Using the listing below, copy every line that mentions "name".

** DATA SUPPLIED **
┌──

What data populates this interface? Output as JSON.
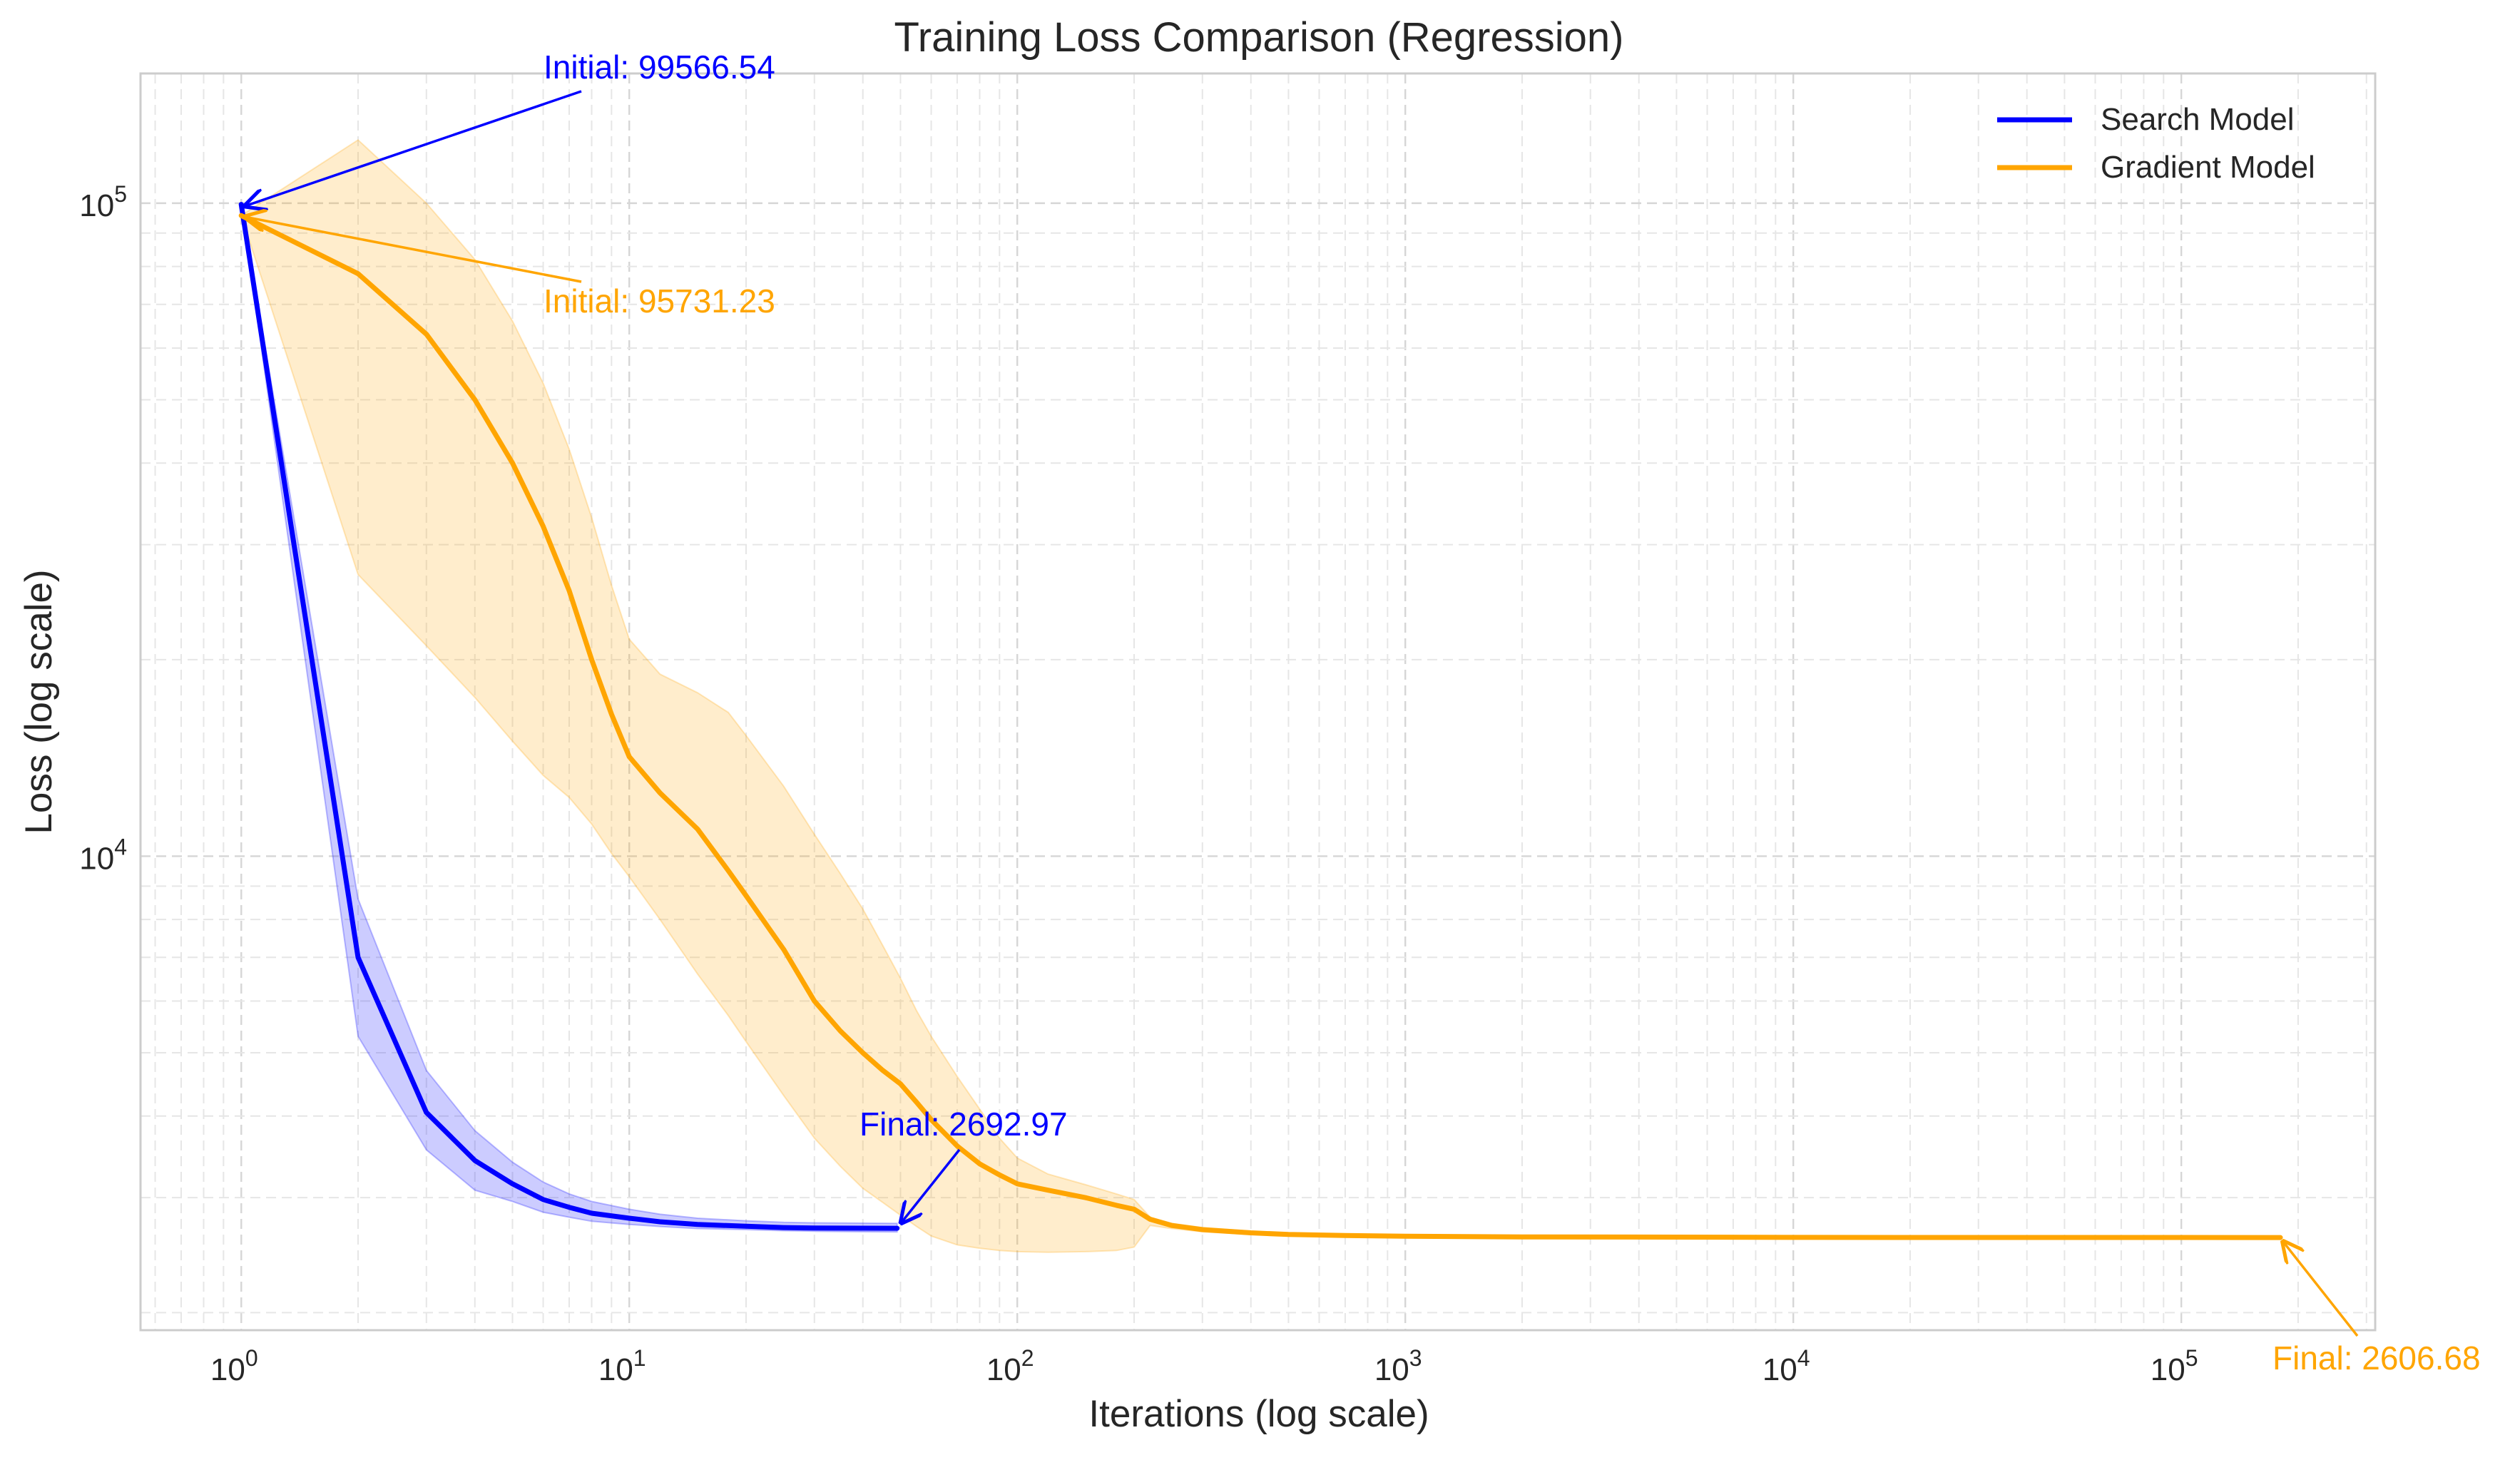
{
  "chart_data": {
    "type": "line",
    "title": "Training Loss Comparison (Regression)",
    "xlabel": "Iterations (log scale)",
    "ylabel": "Loss (log scale)",
    "xscale": "log",
    "yscale": "log",
    "xlim": [
      0.55,
      316000
    ],
    "ylim": [
      1880,
      158000
    ],
    "grid": true,
    "grid_style": "dashed",
    "legend_position": "top-right",
    "x_ticks": [
      {
        "value": 1,
        "label": "10",
        "exp": "0"
      },
      {
        "value": 10,
        "label": "10",
        "exp": "1"
      },
      {
        "value": 100,
        "label": "10",
        "exp": "2"
      },
      {
        "value": 1000,
        "label": "10",
        "exp": "3"
      },
      {
        "value": 10000,
        "label": "10",
        "exp": "4"
      },
      {
        "value": 100000,
        "label": "10",
        "exp": "5"
      }
    ],
    "y_ticks": [
      {
        "value": 10000,
        "label": "10",
        "exp": "4"
      },
      {
        "value": 100000,
        "label": "10",
        "exp": "5"
      }
    ],
    "series": [
      {
        "name": "Search Model",
        "color": "#0000ff",
        "band_color": "#0000ff",
        "x": [
          1,
          2,
          3,
          4,
          5,
          6,
          7,
          8,
          10,
          12,
          15,
          20,
          25,
          30,
          40,
          49
        ],
        "y": [
          99566.54,
          7000,
          4050,
          3420,
          3150,
          2980,
          2900,
          2840,
          2790,
          2755,
          2730,
          2712,
          2700,
          2696,
          2694,
          2692.97
        ],
        "upper": [
          99566.54,
          8600,
          4700,
          3800,
          3400,
          3170,
          3040,
          2960,
          2880,
          2830,
          2790,
          2765,
          2750,
          2745,
          2742,
          2740
        ],
        "lower": [
          99566.54,
          5300,
          3550,
          3080,
          2960,
          2850,
          2800,
          2760,
          2730,
          2710,
          2690,
          2680,
          2670,
          2665,
          2660,
          2658
        ]
      },
      {
        "name": "Gradient Model",
        "color": "#ffa500",
        "band_color": "#ffa500",
        "x": [
          1,
          2,
          3,
          4,
          5,
          6,
          7,
          8,
          9,
          10,
          12,
          15,
          18,
          20,
          25,
          30,
          35,
          40,
          45,
          50,
          55,
          60,
          70,
          80,
          90,
          100,
          120,
          150,
          180,
          200,
          220,
          250,
          300,
          400,
          500,
          700,
          1000,
          2000,
          5000,
          10000,
          50000,
          100000,
          180000
        ],
        "y": [
          95731.23,
          78000,
          63000,
          50000,
          40000,
          32000,
          25500,
          20000,
          16500,
          14200,
          12500,
          11000,
          9500,
          8700,
          7200,
          6000,
          5400,
          5000,
          4700,
          4480,
          4200,
          3950,
          3600,
          3380,
          3250,
          3150,
          3080,
          3000,
          2920,
          2880,
          2780,
          2720,
          2680,
          2650,
          2635,
          2625,
          2618,
          2612,
          2610,
          2608,
          2607,
          2607,
          2606.68
        ],
        "upper": [
          95731.23,
          125000,
          100000,
          82000,
          66000,
          53000,
          42000,
          33000,
          26000,
          21500,
          19000,
          17800,
          16600,
          15300,
          12800,
          10800,
          9400,
          8300,
          7300,
          6500,
          5800,
          5300,
          4600,
          4100,
          3700,
          3450,
          3260,
          3140,
          3040,
          2980,
          2800,
          2740,
          2700,
          2665,
          2648,
          2636,
          2628,
          2620,
          2616,
          2614,
          2612,
          2611,
          2610
        ],
        "lower": [
          95731.23,
          27000,
          21000,
          17500,
          15000,
          13300,
          12300,
          11200,
          10100,
          9300,
          8000,
          6600,
          5700,
          5200,
          4300,
          3700,
          3350,
          3100,
          2950,
          2820,
          2710,
          2620,
          2540,
          2510,
          2490,
          2480,
          2475,
          2480,
          2490,
          2520,
          2720,
          2690,
          2660,
          2635,
          2622,
          2614,
          2608,
          2604,
          2603,
          2603,
          2603,
          2603,
          2603
        ]
      }
    ],
    "annotations": [
      {
        "text": "Initial: 99566.54",
        "color": "#0000ff",
        "point": [
          1,
          99566.54
        ],
        "text_anchor": "top-right-of-point"
      },
      {
        "text": "Initial: 95731.23",
        "color": "#ffa500",
        "point": [
          1,
          95731.23
        ],
        "text_anchor": "below-right-of-point"
      },
      {
        "text": "Final: 2692.97",
        "color": "#0000ff",
        "point": [
          49,
          2692.97
        ],
        "text_anchor": "above-point"
      },
      {
        "text": "Final: 2606.68",
        "color": "#ffa500",
        "point": [
          180000,
          2606.68
        ],
        "text_anchor": "below-right-of-point"
      }
    ]
  }
}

└──

** WRITTEN RESPONSE **
        "name": "Search Model",
        "name": "Gradient Model",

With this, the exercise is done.